* SET EXERCISE:
Restate exactly the lines below, from the one containing "Serialize everything readable" through the final line, and leave out the pictures.

Dataset records
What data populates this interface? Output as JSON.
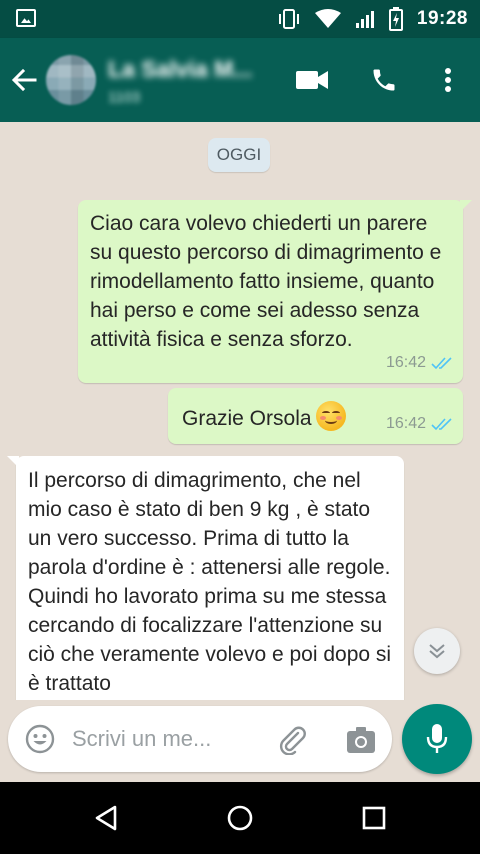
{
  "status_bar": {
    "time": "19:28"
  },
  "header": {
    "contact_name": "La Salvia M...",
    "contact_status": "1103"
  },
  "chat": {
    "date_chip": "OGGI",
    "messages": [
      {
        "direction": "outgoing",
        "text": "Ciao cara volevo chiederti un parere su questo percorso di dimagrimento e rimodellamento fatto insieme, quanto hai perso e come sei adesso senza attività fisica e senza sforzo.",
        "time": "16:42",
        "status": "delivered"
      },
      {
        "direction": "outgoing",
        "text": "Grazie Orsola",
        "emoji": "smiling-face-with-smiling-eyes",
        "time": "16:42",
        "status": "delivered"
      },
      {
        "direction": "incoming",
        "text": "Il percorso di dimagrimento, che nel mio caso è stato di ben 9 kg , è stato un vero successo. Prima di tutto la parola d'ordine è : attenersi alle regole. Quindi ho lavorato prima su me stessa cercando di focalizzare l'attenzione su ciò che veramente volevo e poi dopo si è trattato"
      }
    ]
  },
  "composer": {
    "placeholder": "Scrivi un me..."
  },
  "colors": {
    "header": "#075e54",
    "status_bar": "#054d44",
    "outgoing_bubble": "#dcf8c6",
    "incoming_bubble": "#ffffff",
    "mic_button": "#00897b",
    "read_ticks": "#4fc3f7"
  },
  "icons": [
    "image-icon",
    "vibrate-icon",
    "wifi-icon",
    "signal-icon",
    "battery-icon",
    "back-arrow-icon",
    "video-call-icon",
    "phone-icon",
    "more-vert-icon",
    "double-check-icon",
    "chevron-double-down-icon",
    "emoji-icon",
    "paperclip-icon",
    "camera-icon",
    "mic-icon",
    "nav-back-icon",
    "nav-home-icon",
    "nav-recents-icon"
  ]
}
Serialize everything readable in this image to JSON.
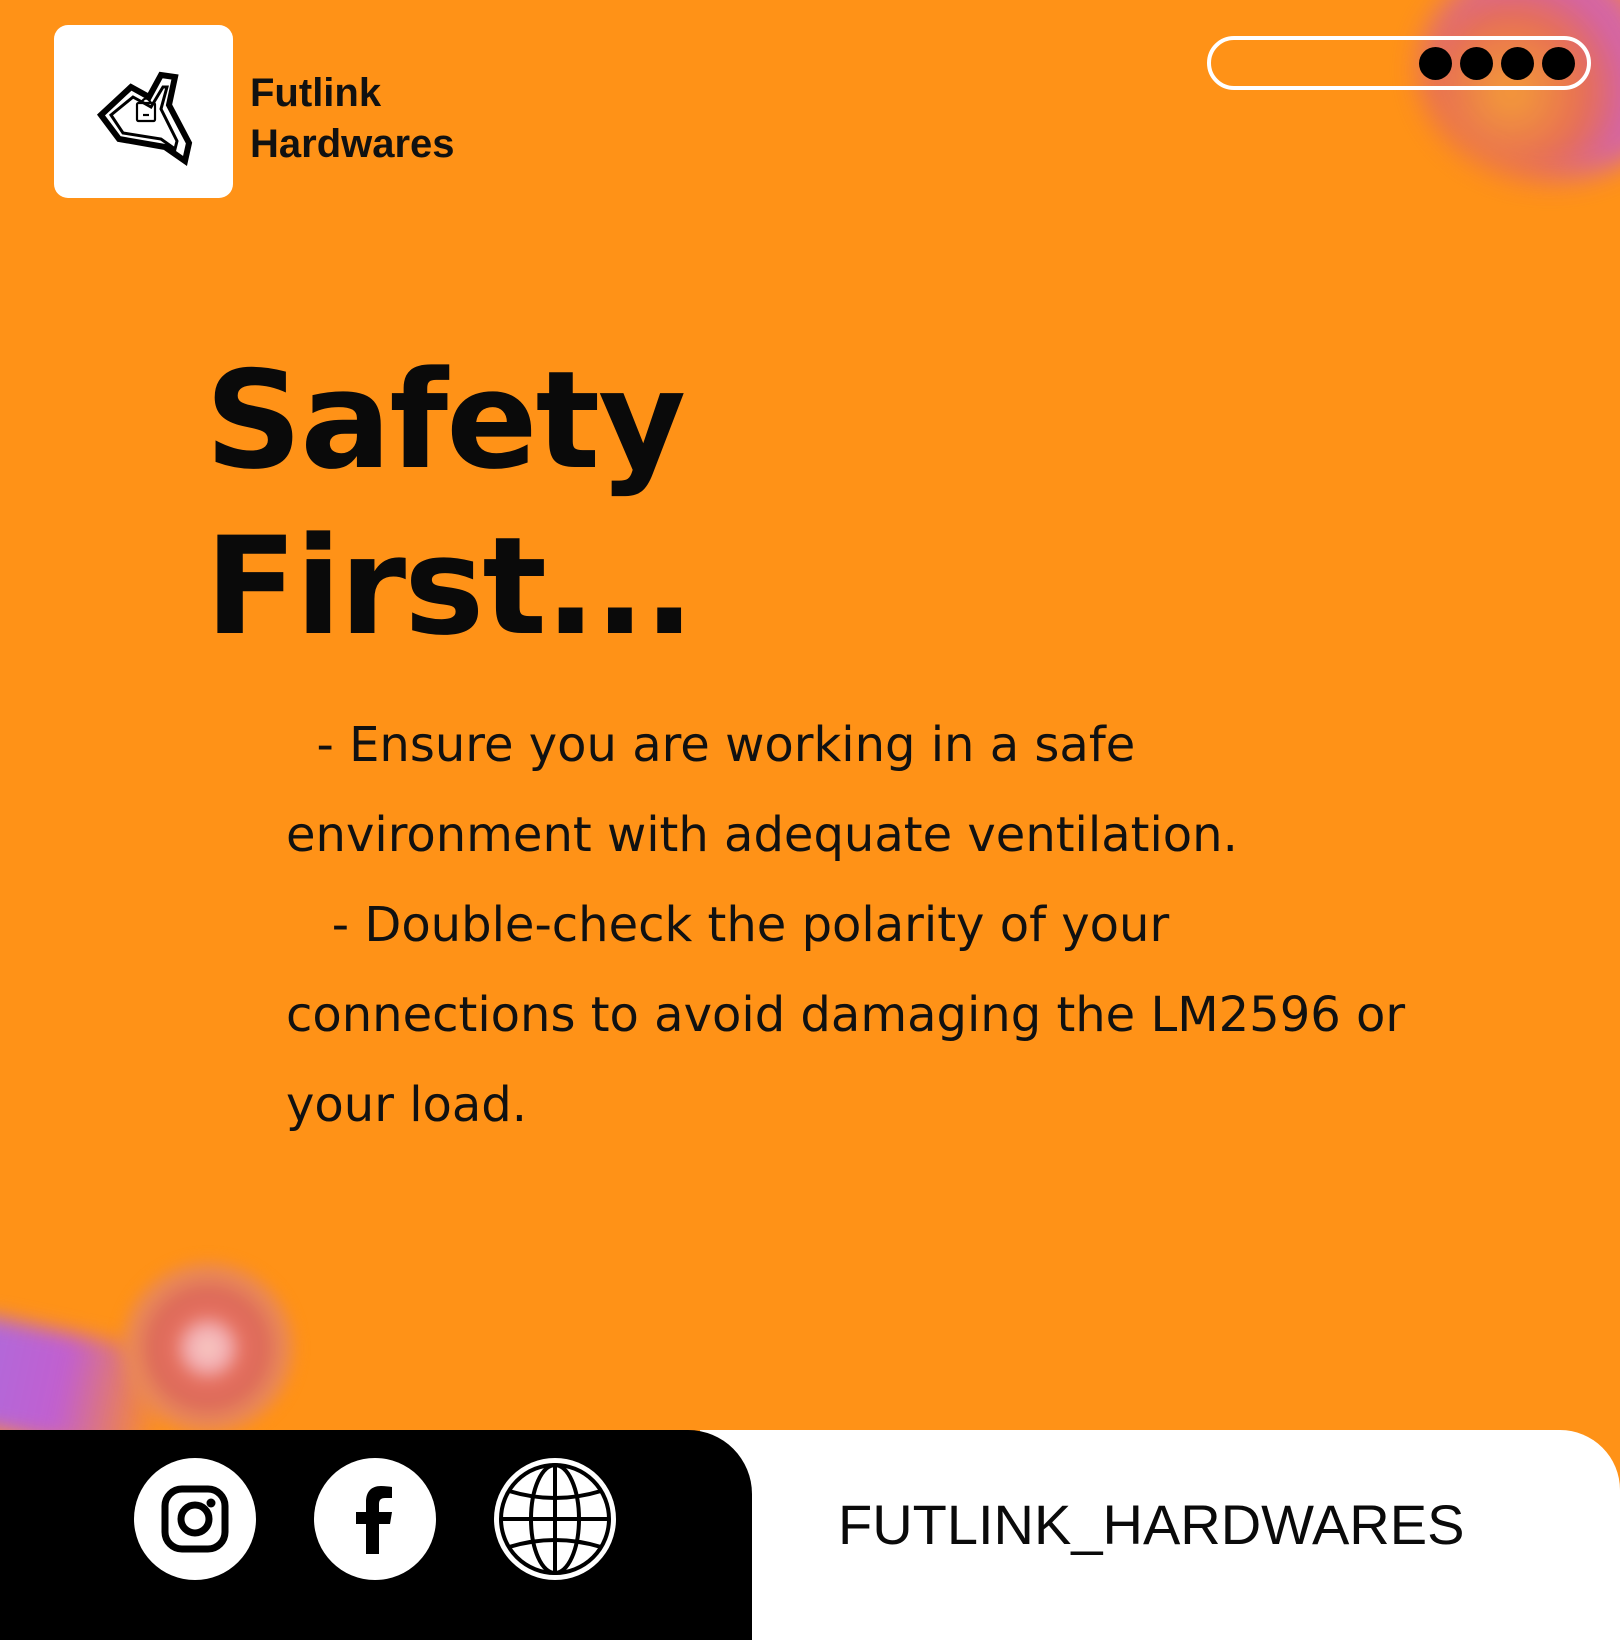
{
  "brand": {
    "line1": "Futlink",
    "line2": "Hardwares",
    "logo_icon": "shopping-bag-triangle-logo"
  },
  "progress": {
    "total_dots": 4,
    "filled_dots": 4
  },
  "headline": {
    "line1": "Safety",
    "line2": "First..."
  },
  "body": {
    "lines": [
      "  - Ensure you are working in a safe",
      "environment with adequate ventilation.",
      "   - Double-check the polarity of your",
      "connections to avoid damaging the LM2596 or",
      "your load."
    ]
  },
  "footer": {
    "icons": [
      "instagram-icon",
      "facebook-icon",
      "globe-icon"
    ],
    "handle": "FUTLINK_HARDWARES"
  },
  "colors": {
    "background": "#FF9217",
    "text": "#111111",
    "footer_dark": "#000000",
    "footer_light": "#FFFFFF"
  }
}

* ANSWER:
Serialize everything readable in this image to JSON.
{
  "brand": {
    "line1": "Futlink",
    "line2": "Hardwares",
    "logo_icon": "shopping-bag-triangle-logo"
  },
  "progress": {
    "total_dots": 4,
    "filled_dots": 4
  },
  "headline": {
    "line1": "Safety",
    "line2": "First..."
  },
  "body": {
    "lines": [
      "  - Ensure you are working in a safe",
      "environment with adequate ventilation.",
      "   - Double-check the polarity of your",
      "connections to avoid damaging the LM2596 or",
      "your load."
    ]
  },
  "footer": {
    "icons": [
      "instagram-icon",
      "facebook-icon",
      "globe-icon"
    ],
    "handle": "FUTLINK_HARDWARES"
  },
  "colors": {
    "background": "#FF9217",
    "text": "#111111",
    "footer_dark": "#000000",
    "footer_light": "#FFFFFF"
  }
}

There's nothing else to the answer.